__Short exercise__: Quote all of the data exactly as given. Skip every picture it contains.

__Data records__:
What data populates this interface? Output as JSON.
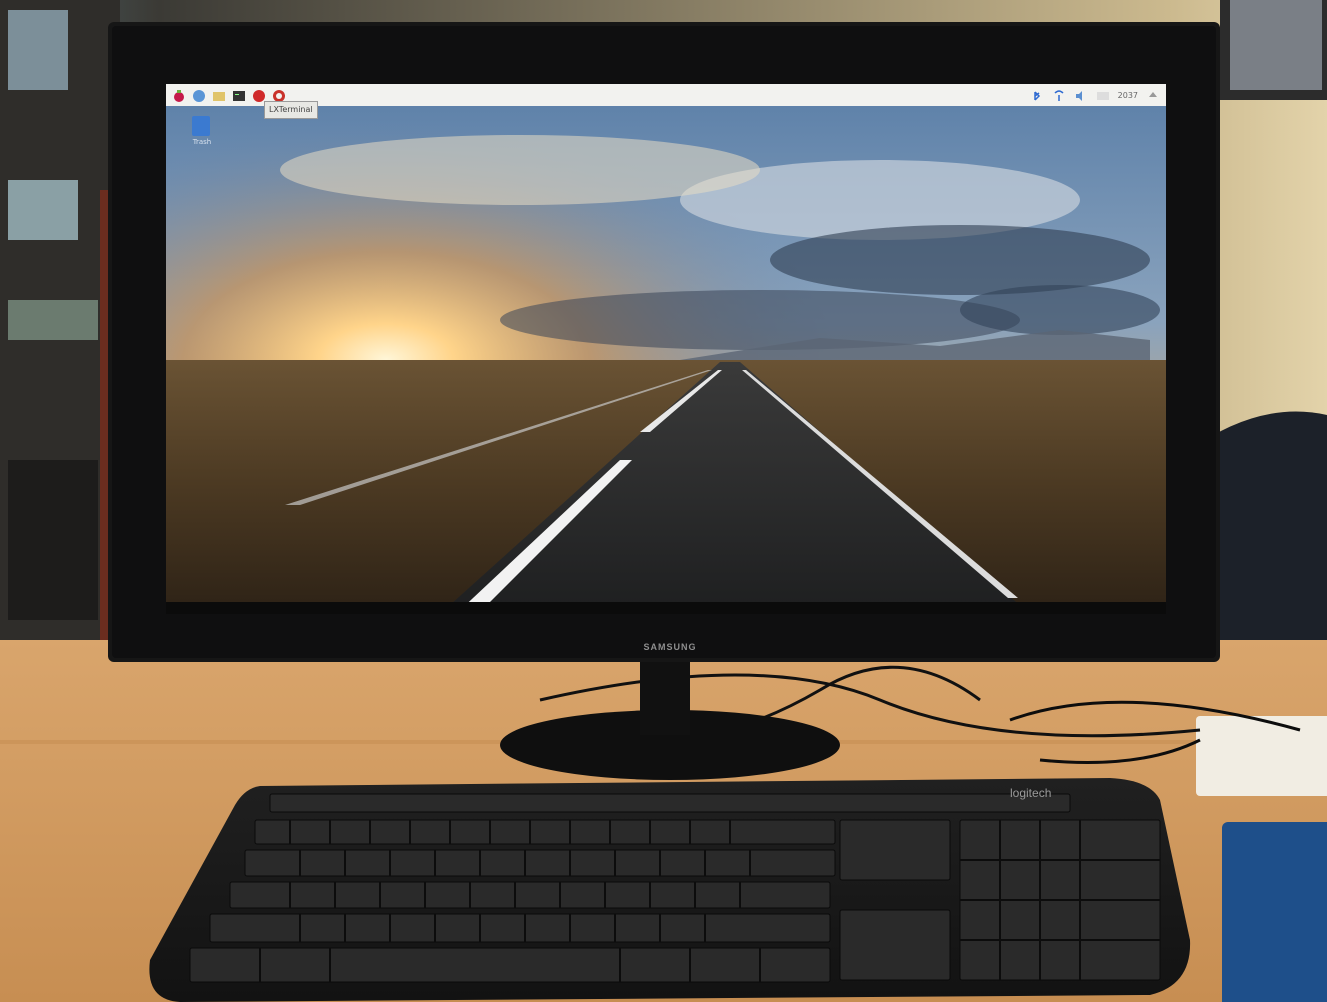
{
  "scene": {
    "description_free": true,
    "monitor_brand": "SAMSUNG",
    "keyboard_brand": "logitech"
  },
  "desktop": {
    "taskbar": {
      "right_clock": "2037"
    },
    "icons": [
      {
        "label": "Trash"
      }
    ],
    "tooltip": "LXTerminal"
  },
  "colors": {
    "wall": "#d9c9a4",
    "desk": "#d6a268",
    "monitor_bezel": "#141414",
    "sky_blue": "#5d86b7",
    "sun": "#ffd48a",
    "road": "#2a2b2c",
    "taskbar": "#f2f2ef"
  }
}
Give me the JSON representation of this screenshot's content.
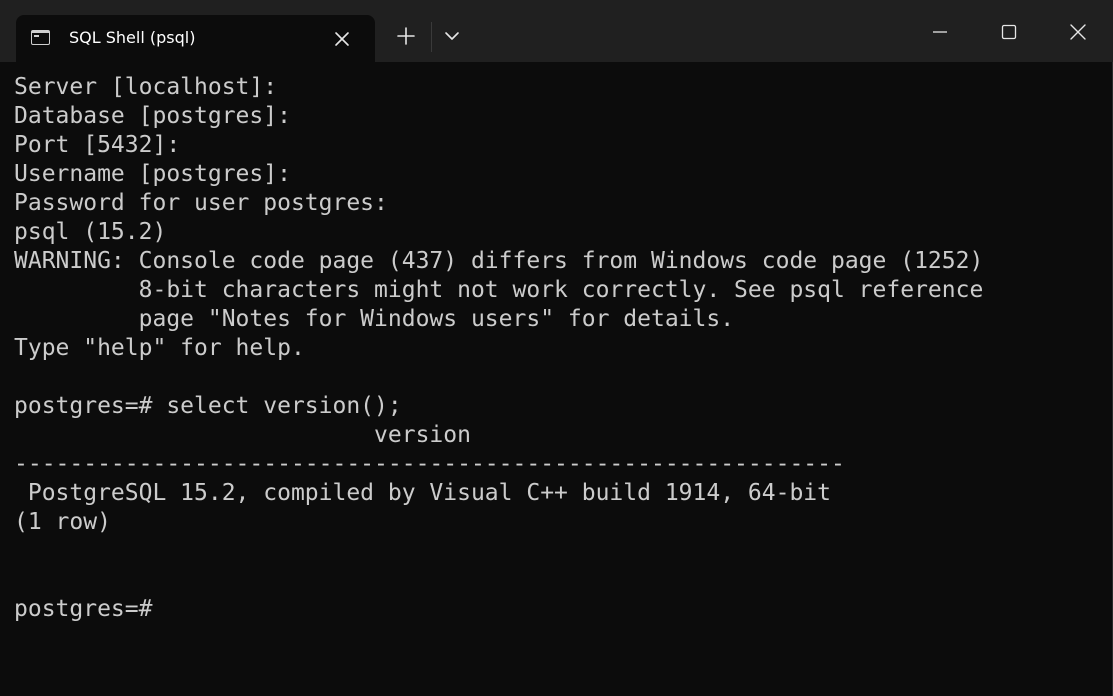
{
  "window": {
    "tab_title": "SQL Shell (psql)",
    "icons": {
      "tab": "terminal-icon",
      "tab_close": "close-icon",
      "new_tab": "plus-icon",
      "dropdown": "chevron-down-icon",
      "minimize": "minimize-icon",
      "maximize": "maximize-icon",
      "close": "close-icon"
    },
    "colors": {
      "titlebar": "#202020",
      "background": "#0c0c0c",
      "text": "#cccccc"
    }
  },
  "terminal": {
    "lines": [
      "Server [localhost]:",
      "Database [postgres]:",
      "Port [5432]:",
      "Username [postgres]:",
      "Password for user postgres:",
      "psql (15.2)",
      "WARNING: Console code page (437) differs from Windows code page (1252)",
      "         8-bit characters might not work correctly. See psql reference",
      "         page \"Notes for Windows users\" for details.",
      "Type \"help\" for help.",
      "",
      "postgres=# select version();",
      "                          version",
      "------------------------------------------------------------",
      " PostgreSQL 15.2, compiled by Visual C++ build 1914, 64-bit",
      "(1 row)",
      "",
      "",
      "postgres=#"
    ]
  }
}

__Result__:
What data populates this interface? Output as JSON.
{
  "scene": {
    "description_free": true,
    "monitor_brand": "SAMSUNG",
    "keyboard_brand": "logitech"
  },
  "desktop": {
    "taskbar": {
      "right_clock": "2037"
    },
    "icons": [
      {
        "label": "Trash"
      }
    ],
    "tooltip": "LXTerminal"
  },
  "colors": {
    "wall": "#d9c9a4",
    "desk": "#d6a268",
    "monitor_bezel": "#141414",
    "sky_blue": "#5d86b7",
    "sun": "#ffd48a",
    "road": "#2a2b2c",
    "taskbar": "#f2f2ef"
  }
}
Give me the JSON representation of this screenshot's content.
{
  "window": {
    "tab_title": "SQL Shell (psql)",
    "icons": {
      "tab": "terminal-icon",
      "tab_close": "close-icon",
      "new_tab": "plus-icon",
      "dropdown": "chevron-down-icon",
      "minimize": "minimize-icon",
      "maximize": "maximize-icon",
      "close": "close-icon"
    },
    "colors": {
      "titlebar": "#202020",
      "background": "#0c0c0c",
      "text": "#cccccc"
    }
  },
  "terminal": {
    "lines": [
      "Server [localhost]:",
      "Database [postgres]:",
      "Port [5432]:",
      "Username [postgres]:",
      "Password for user postgres:",
      "psql (15.2)",
      "WARNING: Console code page (437) differs from Windows code page (1252)",
      "         8-bit characters might not work correctly. See psql reference",
      "         page \"Notes for Windows users\" for details.",
      "Type \"help\" for help.",
      "",
      "postgres=# select version();",
      "                          version",
      "------------------------------------------------------------",
      " PostgreSQL 15.2, compiled by Visual C++ build 1914, 64-bit",
      "(1 row)",
      "",
      "",
      "postgres=#"
    ]
  }
}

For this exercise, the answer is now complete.